> _Request_:
Without the pictures, write out all the lines below exactly as they appear.

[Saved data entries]
** start **

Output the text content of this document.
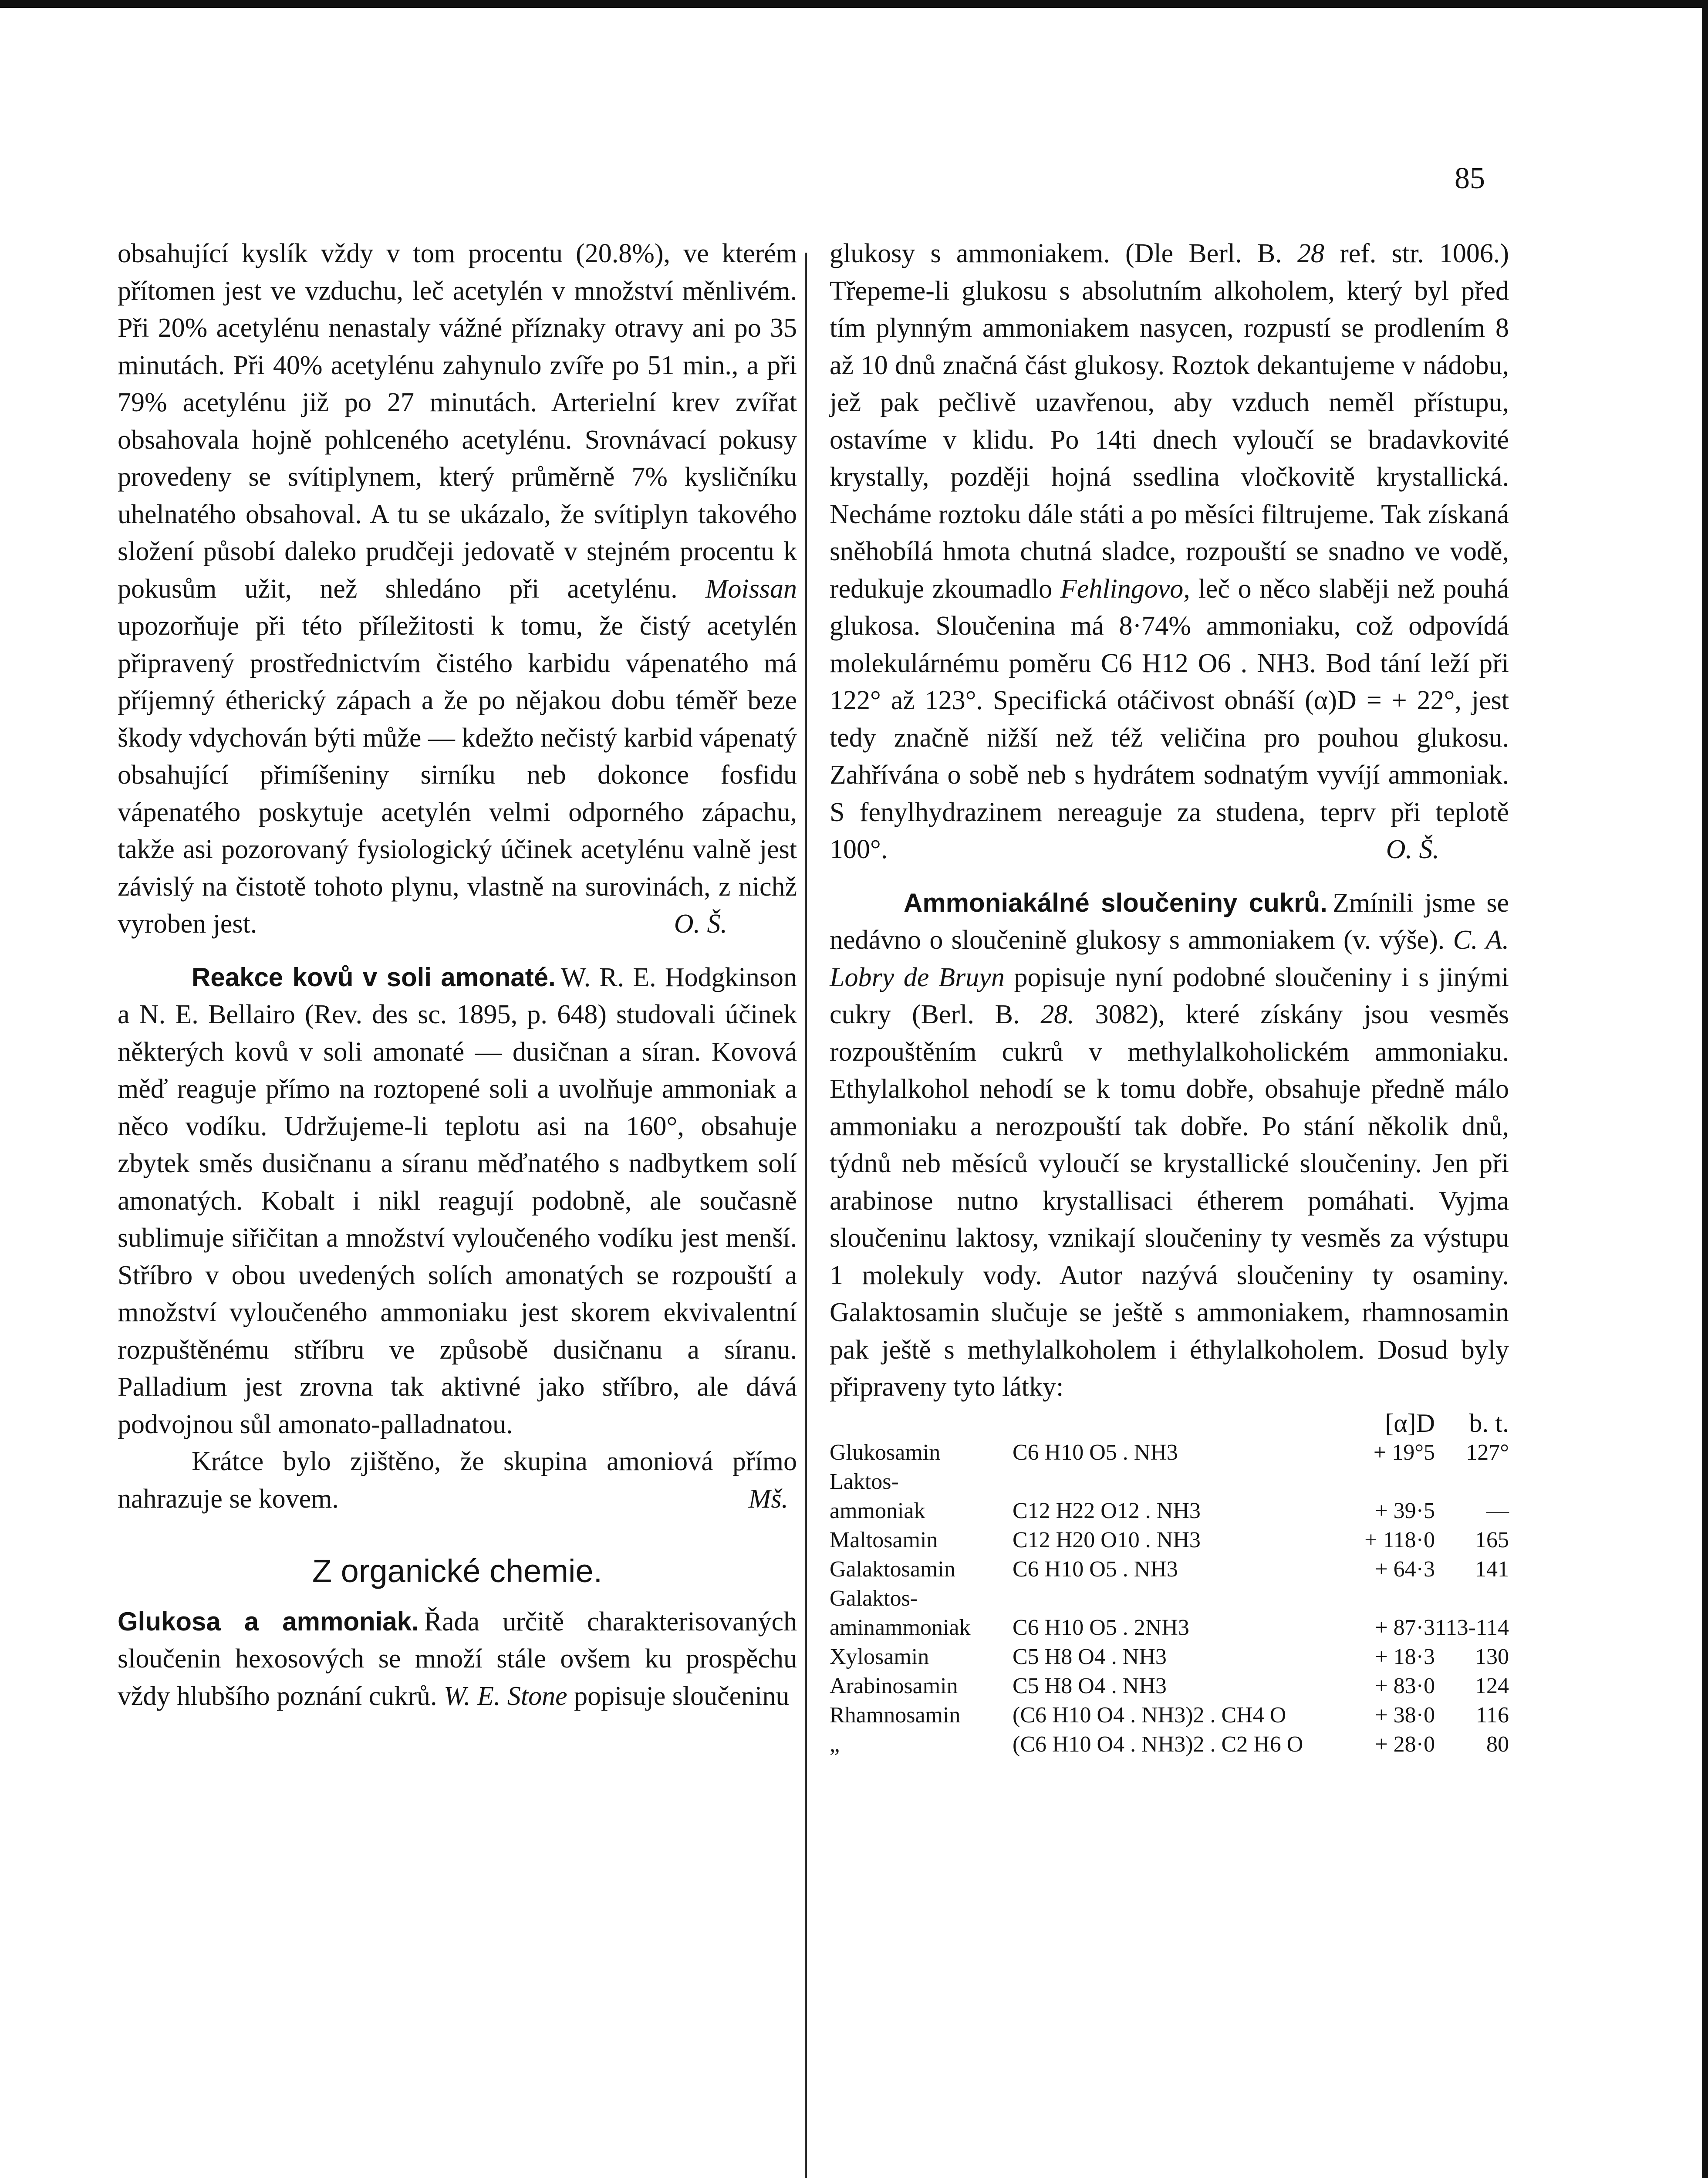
85

obsahující kyslík vždy v tom procentu (20.8%), ve kterém přítomen jest ve vzduchu, leč acetylén v množství měnlivém. Při 20% acetylénu nenastaly vážné příznaky otravy ani po 35 minutách. Při 40% acetylénu zahynulo zvíře po 51 min., a při 79% acetylénu již po 27 minutách. Arterielní krev zvířat obsahovala hojně pohlceného acetylénu. Srovnávací pokusy provedeny se svítiplynem, který průměrně 7% kysličníku uhelnatého obsahoval. A tu se ukázalo, že svítiplyn takového složení působí daleko prudčeji jedovatě v stejném procentu k pokusům užit, než shledáno při acetylénu. Moissan upozorňuje při této příležitosti k tomu, že čistý acetylén připravený prostřednictvím čistého karbidu vápenatého má příjemný étherický zápach a že po nějakou dobu téměř beze škody vdychován býti může — kdežto nečistý karbid vápenatý obsahující přimíšeniny sirníku neb dokonce fosfidu vápenatého poskytuje acetylén velmi odporného zápachu, takže asi pozorovaný fysiologický účinek acetylénu valně jest závislý na čistotě tohoto plynu, vlastně na surovinách, z nichž vyroben jest.	O. Š.

Reakce kovů v soli amonaté. W. R. E. Hodgkinson a N. E. Bellairo (Rev. des sc. 1895, p. 648) studovali účinek některých kovů v soli amonaté — dusičnan a síran. Kovová měď reaguje přímo na roztopené soli a uvolňuje ammoniak a něco vodíku. Udržujeme-li teplotu asi na 160°, obsahuje zbytek směs dusičnanu a síranu měďnatého s nadbytkem solí amonatých. Kobalt i nikl reagují podobně, ale současně sublimuje siřičitan a množství vyloučeného vodíku jest menší. Stříbro v obou uvedených solích amonatých se rozpouští a množství vyloučeného ammoniaku jest skorem ekvivalentní rozpuštěnému stříbru ve způsobě dusičnanu a síranu. Palladium jest zrovna tak aktivné jako stříbro, ale dává podvojnou sůl amonato-palladnatou.

Krátce bylo zjištěno, že skupina amoniová přímo nahrazuje se kovem.	Mš.

Z organické chemie.

Glukosa a ammoniak. Řada určitě charakterisovaných sloučenin hexosových se množí stále ovšem ku prospěchu vždy hlubšího poznání cukrů. W. E. Stone popisuje sloučeninu

glukosy s ammoniakem. (Dle Berl. B. 28 ref. str. 1006.) Třepeme-li glukosu s absolutním alkoholem, který byl před tím plynným ammoniakem nasycen, rozpustí se prodlením 8 až 10 dnů značná část glukosy. Roztok dekantujeme v nádobu, jež pak pečlivě uzavřenou, aby vzduch neměl přístupu, ostavíme v klidu. Po 14ti dnech vyloučí se bradavkovité krystally, později hojná ssedlina vločkovitě krystallická. Necháme roztoku dále státi a po měsíci filtrujeme. Tak získaná sněhobílá hmota chutná sladce, rozpouští se snadno ve vodě, redukuje zkoumadlo Fehlingovo, leč o něco slaběji než pouhá glukosa. Sloučenina má 8·74% ammoniaku, což odpovídá molekulárnému poměru C6 H12 O6 . NH3. Bod tání leží při 122° až 123°. Specifická otáčivost obnáší (α)D = + 22°, jest tedy značně nižší než též veličina pro pouhou glukosu. Zahřívána o sobě neb s hydrátem sodnatým vyvíjí ammoniak. S fenylhydrazinem nereaguje za studena, teprv při teplotě 100°.	O. Š.

Ammoniakálné sloučeniny cukrů. Zmínili jsme se nedávno o sloučenině glukosy s ammoniakem (v. výše). C. A. Lobry de Bruyn popisuje nyní podobné sloučeniny i s jinými cukry (Berl. B. 28. 3082), které získány jsou vesměs rozpouštěním cukrů v methylalkoholickém ammoniaku. Ethylalkohol nehodí se k tomu dobře, obsahuje předně málo ammoniaku a nerozpouští tak dobře. Po stání několik dnů, týdnů neb měsíců vyloučí se krystallické sloučeniny. Jen při arabinose nutno krystallisaci étherem pomáhati. Vyjma sloučeninu laktosy, vznikají sloučeniny ty vesměs za výstupu 1 molekuly vody. Autor nazývá sloučeniny ty osaminy. Galaktosamin slučuje se ještě s ammoniakem, rhamnosamin pak ještě s methylalkoholem i éthylalkoholem. Dosud byly připraveny tyto látky:

		[α]D	b. t.
Glukosamin	C6 H10 O5 . NH3	+ 19°5	127°
Laktos-			
ammoniak	C12 H22 O12 . NH3	+ 39·5	—
Maltosamin	C12 H20 O10 . NH3	+ 118·0	165
Galaktosamin	C6 H10 O5 . NH3	+ 64·3	141
Galaktos-			
aminammoniak	C6 H10 O5 . 2NH3	+ 87·3	113-114
Xylosamin	C5 H8 O4 . NH3	+ 18·3	130
Arabinosamin	C5 H8 O4 . NH3	+ 83·0	124
Rhamnosamin	(C6 H10 O4 . NH3)2 . CH4 O	+ 38·0	116
„	(C6 H10 O4 . NH3)2 . C2 H6 O	+ 28·0	80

** end **

> _Response to the exercise_:
Output the text content of this document.
85

obsahující kyslík vždy v tom procentu (20.8%), ve kterém přítomen jest ve vzduchu, leč acetylén v množství měnlivém. Při 20% acetylénu nenastaly vážné příznaky otravy ani po 35 minutách. Při 40% acetylénu zahynulo zvíře po 51 min., a při 79% acetylénu již po 27 minutách. Arterielní krev zvířat obsahovala hojně pohlceného acetylénu. Srovnávací pokusy provedeny se svítiplynem, který průměrně 7% kysličníku uhelnatého obsahoval. A tu se ukázalo, že svítiplyn takového složení působí daleko prudčeji jedovatě v stejném procentu k pokusům užit, než shledáno při acetylénu. Moissan upozorňuje při této příležitosti k tomu, že čistý acetylén připravený prostřednictvím čistého karbidu vápenatého má příjemný étherický zápach a že po nějakou dobu téměř beze škody vdychován býti může — kdežto nečistý karbid vápenatý obsahující přimíšeniny sirníku neb dokonce fosfidu vápenatého poskytuje acetylén velmi odporného zápachu, takže asi pozorovaný fysiologický účinek acetylénu valně jest závislý na čistotě tohoto plynu, vlastně na surovinách, z nichž vyroben jest.	O. Š.

Reakce kovů v soli amonaté. W. R. E. Hodgkinson a N. E. Bellairo (Rev. des sc. 1895, p. 648) studovali účinek některých kovů v soli amonaté — dusičnan a síran. Kovová měď reaguje přímo na roztopené soli a uvolňuje ammoniak a něco vodíku. Udržujeme-li teplotu asi na 160°, obsahuje zbytek směs dusičnanu a síranu měďnatého s nadbytkem solí amonatých. Kobalt i nikl reagují podobně, ale současně sublimuje siřičitan a množství vyloučeného vodíku jest menší. Stříbro v obou uvedených solích amonatých se rozpouští a množství vyloučeného ammoniaku jest skorem ekvivalentní rozpuštěnému stříbru ve způsobě dusičnanu a síranu. Palladium jest zrovna tak aktivné jako stříbro, ale dává podvojnou sůl amonato-palladnatou.

Krátce bylo zjištěno, že skupina amoniová přímo nahrazuje se kovem.	Mš.

Z organické chemie.

Glukosa a ammoniak. Řada určitě charakterisovaných sloučenin hexosových se množí stále ovšem ku prospěchu vždy hlubšího poznání cukrů. W. E. Stone popisuje sloučeninu

glukosy s ammoniakem. (Dle Berl. B. 28 ref. str. 1006.) Třepeme-li glukosu s absolutním alkoholem, který byl před tím plynným ammoniakem nasycen, rozpustí se prodlením 8 až 10 dnů značná část glukosy. Roztok dekantujeme v nádobu, jež pak pečlivě uzavřenou, aby vzduch neměl přístupu, ostavíme v klidu. Po 14ti dnech vyloučí se bradavkovité krystally, později hojná ssedlina vločkovitě krystallická. Necháme roztoku dále státi a po měsíci filtrujeme. Tak získaná sněhobílá hmota chutná sladce, rozpouští se snadno ve vodě, redukuje zkoumadlo Fehlingovo, leč o něco slaběji než pouhá glukosa. Sloučenina má 8·74% ammoniaku, což odpovídá molekulárnému poměru C6 H12 O6 . NH3. Bod tání leží při 122° až 123°. Specifická otáčivost obnáší (α)D = + 22°, jest tedy značně nižší než též veličina pro pouhou glukosu. Zahřívána o sobě neb s hydrátem sodnatým vyvíjí ammoniak. S fenylhydrazinem nereaguje za studena, teprv při teplotě 100°.	O. Š.

Ammoniakálné sloučeniny cukrů. Zmínili jsme se nedávno o sloučenině glukosy s ammoniakem (v. výše). C. A. Lobry de Bruyn popisuje nyní podobné sloučeniny i s jinými cukry (Berl. B. 28. 3082), které získány jsou vesměs rozpouštěním cukrů v methylalkoholickém ammoniaku. Ethylalkohol nehodí se k tomu dobře, obsahuje předně málo ammoniaku a nerozpouští tak dobře. Po stání několik dnů, týdnů neb měsíců vyloučí se krystallické sloučeniny. Jen při arabinose nutno krystallisaci étherem pomáhati. Vyjma sloučeninu laktosy, vznikají sloučeniny ty vesměs za výstupu 1 molekuly vody. Autor nazývá sloučeniny ty osaminy. Galaktosamin slučuje se ještě s ammoniakem, rhamnosamin pak ještě s methylalkoholem i éthylalkoholem. Dosud byly připraveny tyto látky:

		[α]D	b. t.
Glukosamin	C6 H10 O5 . NH3	+ 19°5	127°
Laktos-			
ammoniak	C12 H22 O12 . NH3	+ 39·5	—
Maltosamin	C12 H20 O10 . NH3	+ 118·0	165
Galaktosamin	C6 H10 O5 . NH3	+ 64·3	141
Galaktos-			
aminammoniak	C6 H10 O5 . 2NH3	+ 87·3	113-114
Xylosamin	C5 H8 O4 . NH3	+ 18·3	130
Arabinosamin	C5 H8 O4 . NH3	+ 83·0	124
Rhamnosamin	(C6 H10 O4 . NH3)2 . CH4 O	+ 38·0	116
„	(C6 H10 O4 . NH3)2 . C2 H6 O	+ 28·0	80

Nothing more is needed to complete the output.